■ The request ■
Copy each line below without leaving any out.

---------- Extracted information ----------

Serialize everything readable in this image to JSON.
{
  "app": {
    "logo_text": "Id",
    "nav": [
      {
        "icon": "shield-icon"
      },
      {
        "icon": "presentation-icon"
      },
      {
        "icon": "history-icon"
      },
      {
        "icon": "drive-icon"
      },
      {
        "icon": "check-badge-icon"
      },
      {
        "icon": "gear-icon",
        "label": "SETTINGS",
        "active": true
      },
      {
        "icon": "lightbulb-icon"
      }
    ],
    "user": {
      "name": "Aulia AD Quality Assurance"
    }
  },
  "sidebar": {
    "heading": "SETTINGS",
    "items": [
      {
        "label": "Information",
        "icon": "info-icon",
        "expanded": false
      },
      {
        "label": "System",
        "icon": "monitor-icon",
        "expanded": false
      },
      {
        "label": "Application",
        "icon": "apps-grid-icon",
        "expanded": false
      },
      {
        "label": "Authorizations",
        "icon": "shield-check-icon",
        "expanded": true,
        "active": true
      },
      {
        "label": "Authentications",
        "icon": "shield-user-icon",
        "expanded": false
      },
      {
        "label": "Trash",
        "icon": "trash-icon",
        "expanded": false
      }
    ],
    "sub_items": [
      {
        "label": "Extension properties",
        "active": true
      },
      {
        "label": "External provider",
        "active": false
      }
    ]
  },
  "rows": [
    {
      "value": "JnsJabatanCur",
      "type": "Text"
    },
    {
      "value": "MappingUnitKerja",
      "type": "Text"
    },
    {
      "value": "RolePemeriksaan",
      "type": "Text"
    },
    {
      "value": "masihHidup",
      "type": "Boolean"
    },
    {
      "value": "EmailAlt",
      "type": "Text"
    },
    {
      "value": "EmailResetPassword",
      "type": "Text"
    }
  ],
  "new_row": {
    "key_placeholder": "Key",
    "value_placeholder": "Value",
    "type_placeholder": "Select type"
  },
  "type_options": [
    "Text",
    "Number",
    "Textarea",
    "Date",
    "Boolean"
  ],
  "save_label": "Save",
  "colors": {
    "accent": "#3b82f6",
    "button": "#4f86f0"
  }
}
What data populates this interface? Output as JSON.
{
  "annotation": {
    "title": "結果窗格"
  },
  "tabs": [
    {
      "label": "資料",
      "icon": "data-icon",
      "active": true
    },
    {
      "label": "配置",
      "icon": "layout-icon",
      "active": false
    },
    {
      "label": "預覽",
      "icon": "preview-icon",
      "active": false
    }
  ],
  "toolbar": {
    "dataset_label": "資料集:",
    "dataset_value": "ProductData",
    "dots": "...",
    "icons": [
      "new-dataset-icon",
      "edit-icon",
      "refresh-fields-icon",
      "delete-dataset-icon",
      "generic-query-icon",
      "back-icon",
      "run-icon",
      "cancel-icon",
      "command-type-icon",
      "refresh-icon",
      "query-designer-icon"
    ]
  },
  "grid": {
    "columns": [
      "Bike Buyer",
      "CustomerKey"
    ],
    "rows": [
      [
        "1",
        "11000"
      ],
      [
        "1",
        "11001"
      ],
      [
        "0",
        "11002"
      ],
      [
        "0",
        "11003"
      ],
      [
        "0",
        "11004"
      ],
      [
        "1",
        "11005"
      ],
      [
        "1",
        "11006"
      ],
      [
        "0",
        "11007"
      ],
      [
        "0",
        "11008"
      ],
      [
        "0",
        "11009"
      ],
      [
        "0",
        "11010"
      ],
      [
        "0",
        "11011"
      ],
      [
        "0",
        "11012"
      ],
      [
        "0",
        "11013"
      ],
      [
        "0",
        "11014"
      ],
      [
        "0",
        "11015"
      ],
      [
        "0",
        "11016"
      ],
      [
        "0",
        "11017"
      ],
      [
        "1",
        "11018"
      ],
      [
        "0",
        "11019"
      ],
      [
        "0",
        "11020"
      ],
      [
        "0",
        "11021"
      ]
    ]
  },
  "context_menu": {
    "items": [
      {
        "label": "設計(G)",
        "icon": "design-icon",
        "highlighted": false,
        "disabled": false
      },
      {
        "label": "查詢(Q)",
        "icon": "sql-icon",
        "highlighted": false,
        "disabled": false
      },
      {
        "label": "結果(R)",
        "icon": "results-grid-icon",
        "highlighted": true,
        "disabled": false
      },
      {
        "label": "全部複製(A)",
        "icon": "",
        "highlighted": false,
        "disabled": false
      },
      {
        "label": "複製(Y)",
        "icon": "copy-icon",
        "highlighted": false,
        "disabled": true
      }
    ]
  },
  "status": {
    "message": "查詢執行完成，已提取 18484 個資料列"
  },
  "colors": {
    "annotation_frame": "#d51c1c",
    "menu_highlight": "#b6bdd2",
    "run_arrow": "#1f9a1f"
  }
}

----------

■ Output for this exercise ■
Serialize everything readable in this image to JSON.
{
  "app": {
    "logo_text": "Id",
    "nav": [
      {
        "icon": "shield-icon"
      },
      {
        "icon": "presentation-icon"
      },
      {
        "icon": "history-icon"
      },
      {
        "icon": "drive-icon"
      },
      {
        "icon": "check-badge-icon"
      },
      {
        "icon": "gear-icon",
        "label": "SETTINGS",
        "active": true
      },
      {
        "icon": "lightbulb-icon"
      }
    ],
    "user": {
      "name": "Aulia AD Quality Assurance"
    }
  },
  "sidebar": {
    "heading": "SETTINGS",
    "items": [
      {
        "label": "Information",
        "icon": "info-icon",
        "expanded": false
      },
      {
        "label": "System",
        "icon": "monitor-icon",
        "expanded": false
      },
      {
        "label": "Application",
        "icon": "apps-grid-icon",
        "expanded": false
      },
      {
        "label": "Authorizations",
        "icon": "shield-check-icon",
        "expanded": true,
        "active": true
      },
      {
        "label": "Authentications",
        "icon": "shield-user-icon",
        "expanded": false
      },
      {
        "label": "Trash",
        "icon": "trash-icon",
        "expanded": false
      }
    ],
    "sub_items": [
      {
        "label": "Extension properties",
        "active": true
      },
      {
        "label": "External provider",
        "active": false
      }
    ]
  },
  "rows": [
    {
      "value": "JnsJabatanCur",
      "type": "Text"
    },
    {
      "value": "MappingUnitKerja",
      "type": "Text"
    },
    {
      "value": "RolePemeriksaan",
      "type": "Text"
    },
    {
      "value": "masihHidup",
      "type": "Boolean"
    },
    {
      "value": "EmailAlt",
      "type": "Text"
    },
    {
      "value": "EmailResetPassword",
      "type": "Text"
    }
  ],
  "new_row": {
    "key_placeholder": "Key",
    "value_placeholder": "Value",
    "type_placeholder": "Select type"
  },
  "type_options": [
    "Text",
    "Number",
    "Textarea",
    "Date",
    "Boolean"
  ],
  "save_label": "Save",
  "colors": {
    "accent": "#3b82f6",
    "button": "#4f86f0"
  }
}
What data populates this interface? Output as JSON.
{
  "annotation": {
    "title": "結果窗格"
  },
  "tabs": [
    {
      "label": "資料",
      "icon": "data-icon",
      "active": true
    },
    {
      "label": "配置",
      "icon": "layout-icon",
      "active": false
    },
    {
      "label": "預覽",
      "icon": "preview-icon",
      "active": false
    }
  ],
  "toolbar": {
    "dataset_label": "資料集:",
    "dataset_value": "ProductData",
    "dots": "...",
    "icons": [
      "new-dataset-icon",
      "edit-icon",
      "refresh-fields-icon",
      "delete-dataset-icon",
      "generic-query-icon",
      "back-icon",
      "run-icon",
      "cancel-icon",
      "command-type-icon",
      "refresh-icon",
      "query-designer-icon"
    ]
  },
  "grid": {
    "columns": [
      "Bike Buyer",
      "CustomerKey"
    ],
    "rows": [
      [
        "1",
        "11000"
      ],
      [
        "1",
        "11001"
      ],
      [
        "0",
        "11002"
      ],
      [
        "0",
        "11003"
      ],
      [
        "0",
        "11004"
      ],
      [
        "1",
        "11005"
      ],
      [
        "1",
        "11006"
      ],
      [
        "0",
        "11007"
      ],
      [
        "0",
        "11008"
      ],
      [
        "0",
        "11009"
      ],
      [
        "0",
        "11010"
      ],
      [
        "0",
        "11011"
      ],
      [
        "0",
        "11012"
      ],
      [
        "0",
        "11013"
      ],
      [
        "0",
        "11014"
      ],
      [
        "0",
        "11015"
      ],
      [
        "0",
        "11016"
      ],
      [
        "0",
        "11017"
      ],
      [
        "1",
        "11018"
      ],
      [
        "0",
        "11019"
      ],
      [
        "0",
        "11020"
      ],
      [
        "0",
        "11021"
      ]
    ]
  },
  "context_menu": {
    "items": [
      {
        "label": "設計(G)",
        "icon": "design-icon",
        "highlighted": false,
        "disabled": false
      },
      {
        "label": "查詢(Q)",
        "icon": "sql-icon",
        "highlighted": false,
        "disabled": false
      },
      {
        "label": "結果(R)",
        "icon": "results-grid-icon",
        "highlighted": true,
        "disabled": false
      },
      {
        "label": "全部複製(A)",
        "icon": "",
        "highlighted": false,
        "disabled": false
      },
      {
        "label": "複製(Y)",
        "icon": "copy-icon",
        "highlighted": false,
        "disabled": true
      }
    ]
  },
  "status": {
    "message": "查詢執行完成，已提取 18484 個資料列"
  },
  "colors": {
    "annotation_frame": "#d51c1c",
    "menu_highlight": "#b6bdd2",
    "run_arrow": "#1f9a1f"
  }
}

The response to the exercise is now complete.